[Raw records]
++++++++++++++++++++

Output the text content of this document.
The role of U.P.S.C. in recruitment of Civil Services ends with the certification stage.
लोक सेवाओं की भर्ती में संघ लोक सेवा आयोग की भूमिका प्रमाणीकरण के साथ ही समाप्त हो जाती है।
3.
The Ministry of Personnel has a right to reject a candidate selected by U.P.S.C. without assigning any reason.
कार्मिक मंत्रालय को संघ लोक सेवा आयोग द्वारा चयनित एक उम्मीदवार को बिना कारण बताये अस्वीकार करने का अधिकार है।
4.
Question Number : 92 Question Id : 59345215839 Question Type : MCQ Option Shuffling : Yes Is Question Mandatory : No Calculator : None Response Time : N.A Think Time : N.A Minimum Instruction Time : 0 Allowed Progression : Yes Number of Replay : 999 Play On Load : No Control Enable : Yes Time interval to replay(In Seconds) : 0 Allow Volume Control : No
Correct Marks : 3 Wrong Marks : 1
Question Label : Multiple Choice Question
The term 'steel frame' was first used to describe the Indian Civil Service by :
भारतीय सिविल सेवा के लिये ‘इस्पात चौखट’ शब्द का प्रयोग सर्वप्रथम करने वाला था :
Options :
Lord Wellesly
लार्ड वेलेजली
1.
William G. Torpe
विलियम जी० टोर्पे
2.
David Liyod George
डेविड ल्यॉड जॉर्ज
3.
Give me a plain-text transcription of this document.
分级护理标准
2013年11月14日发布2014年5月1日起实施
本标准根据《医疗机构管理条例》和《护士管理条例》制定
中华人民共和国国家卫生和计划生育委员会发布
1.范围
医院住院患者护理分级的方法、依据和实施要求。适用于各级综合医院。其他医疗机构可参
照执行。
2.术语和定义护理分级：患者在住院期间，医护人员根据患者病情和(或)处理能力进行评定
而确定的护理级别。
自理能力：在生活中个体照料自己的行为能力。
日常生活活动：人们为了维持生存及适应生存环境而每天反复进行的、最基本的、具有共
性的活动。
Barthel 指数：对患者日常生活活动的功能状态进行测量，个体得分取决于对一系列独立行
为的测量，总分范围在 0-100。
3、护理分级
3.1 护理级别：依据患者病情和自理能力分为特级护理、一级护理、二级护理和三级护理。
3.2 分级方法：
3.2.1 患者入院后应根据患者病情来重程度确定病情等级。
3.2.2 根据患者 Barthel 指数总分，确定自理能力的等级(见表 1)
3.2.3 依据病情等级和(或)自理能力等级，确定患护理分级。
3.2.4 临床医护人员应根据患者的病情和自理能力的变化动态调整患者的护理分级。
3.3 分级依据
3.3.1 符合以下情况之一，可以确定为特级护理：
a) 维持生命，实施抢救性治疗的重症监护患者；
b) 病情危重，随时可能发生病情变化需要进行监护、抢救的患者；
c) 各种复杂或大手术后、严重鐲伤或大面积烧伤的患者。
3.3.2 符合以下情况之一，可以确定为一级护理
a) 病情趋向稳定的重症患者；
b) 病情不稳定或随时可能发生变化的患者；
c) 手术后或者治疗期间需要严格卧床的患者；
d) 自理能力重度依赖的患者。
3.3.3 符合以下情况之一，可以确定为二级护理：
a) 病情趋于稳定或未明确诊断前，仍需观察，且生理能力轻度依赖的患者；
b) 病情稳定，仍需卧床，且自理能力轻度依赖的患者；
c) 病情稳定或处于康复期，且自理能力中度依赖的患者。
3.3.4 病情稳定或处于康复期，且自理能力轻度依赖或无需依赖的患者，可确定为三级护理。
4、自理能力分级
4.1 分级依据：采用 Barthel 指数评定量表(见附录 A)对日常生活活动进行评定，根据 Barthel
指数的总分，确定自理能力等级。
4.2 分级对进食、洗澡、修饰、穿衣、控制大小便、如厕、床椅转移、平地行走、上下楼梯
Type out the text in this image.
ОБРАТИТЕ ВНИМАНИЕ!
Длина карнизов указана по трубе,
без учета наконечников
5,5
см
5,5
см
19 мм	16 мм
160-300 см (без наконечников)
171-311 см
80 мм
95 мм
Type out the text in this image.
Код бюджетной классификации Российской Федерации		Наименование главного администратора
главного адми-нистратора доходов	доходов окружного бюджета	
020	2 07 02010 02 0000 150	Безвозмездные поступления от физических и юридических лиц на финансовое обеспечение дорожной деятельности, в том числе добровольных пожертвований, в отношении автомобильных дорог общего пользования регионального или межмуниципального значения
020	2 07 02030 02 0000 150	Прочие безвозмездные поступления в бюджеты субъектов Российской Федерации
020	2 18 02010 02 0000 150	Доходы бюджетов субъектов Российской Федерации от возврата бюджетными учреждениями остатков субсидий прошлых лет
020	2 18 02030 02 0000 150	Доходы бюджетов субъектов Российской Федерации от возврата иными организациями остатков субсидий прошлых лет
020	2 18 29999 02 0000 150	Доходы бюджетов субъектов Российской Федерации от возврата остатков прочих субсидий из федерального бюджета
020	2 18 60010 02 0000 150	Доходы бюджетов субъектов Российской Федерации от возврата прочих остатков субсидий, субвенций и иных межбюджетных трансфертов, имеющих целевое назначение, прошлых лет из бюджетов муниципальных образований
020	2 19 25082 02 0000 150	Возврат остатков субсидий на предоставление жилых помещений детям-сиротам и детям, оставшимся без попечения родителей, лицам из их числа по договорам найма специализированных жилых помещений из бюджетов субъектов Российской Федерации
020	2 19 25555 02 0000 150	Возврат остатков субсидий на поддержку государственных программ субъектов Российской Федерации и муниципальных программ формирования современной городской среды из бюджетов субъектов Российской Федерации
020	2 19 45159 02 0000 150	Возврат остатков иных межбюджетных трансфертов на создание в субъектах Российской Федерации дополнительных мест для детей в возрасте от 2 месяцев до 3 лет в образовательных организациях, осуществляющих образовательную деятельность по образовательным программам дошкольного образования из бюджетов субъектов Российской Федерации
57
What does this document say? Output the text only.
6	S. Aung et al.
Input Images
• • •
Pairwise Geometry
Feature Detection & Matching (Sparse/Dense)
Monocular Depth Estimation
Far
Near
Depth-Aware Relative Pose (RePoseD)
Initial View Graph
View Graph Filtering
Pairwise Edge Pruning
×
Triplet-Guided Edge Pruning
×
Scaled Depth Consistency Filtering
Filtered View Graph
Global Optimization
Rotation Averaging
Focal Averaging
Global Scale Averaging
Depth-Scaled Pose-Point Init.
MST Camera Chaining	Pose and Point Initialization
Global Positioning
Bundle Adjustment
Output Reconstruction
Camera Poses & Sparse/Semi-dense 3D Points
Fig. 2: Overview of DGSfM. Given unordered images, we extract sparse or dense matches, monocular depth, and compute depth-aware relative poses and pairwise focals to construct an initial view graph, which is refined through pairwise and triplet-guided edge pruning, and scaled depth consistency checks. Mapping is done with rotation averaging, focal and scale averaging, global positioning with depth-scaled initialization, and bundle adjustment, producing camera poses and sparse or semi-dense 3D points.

++++++++++++++++++++

**TASK DETAILS**.
Only lines with the word "符合以下情况之一" should be collected from the material.

**THE OUTPUT**.
3.3.1 符合以下情况之一，可以确定为特级护理：
3.3.2 符合以下情况之一，可以确定为一级护理
3.3.3 符合以下情况之一，可以确定为二级护理：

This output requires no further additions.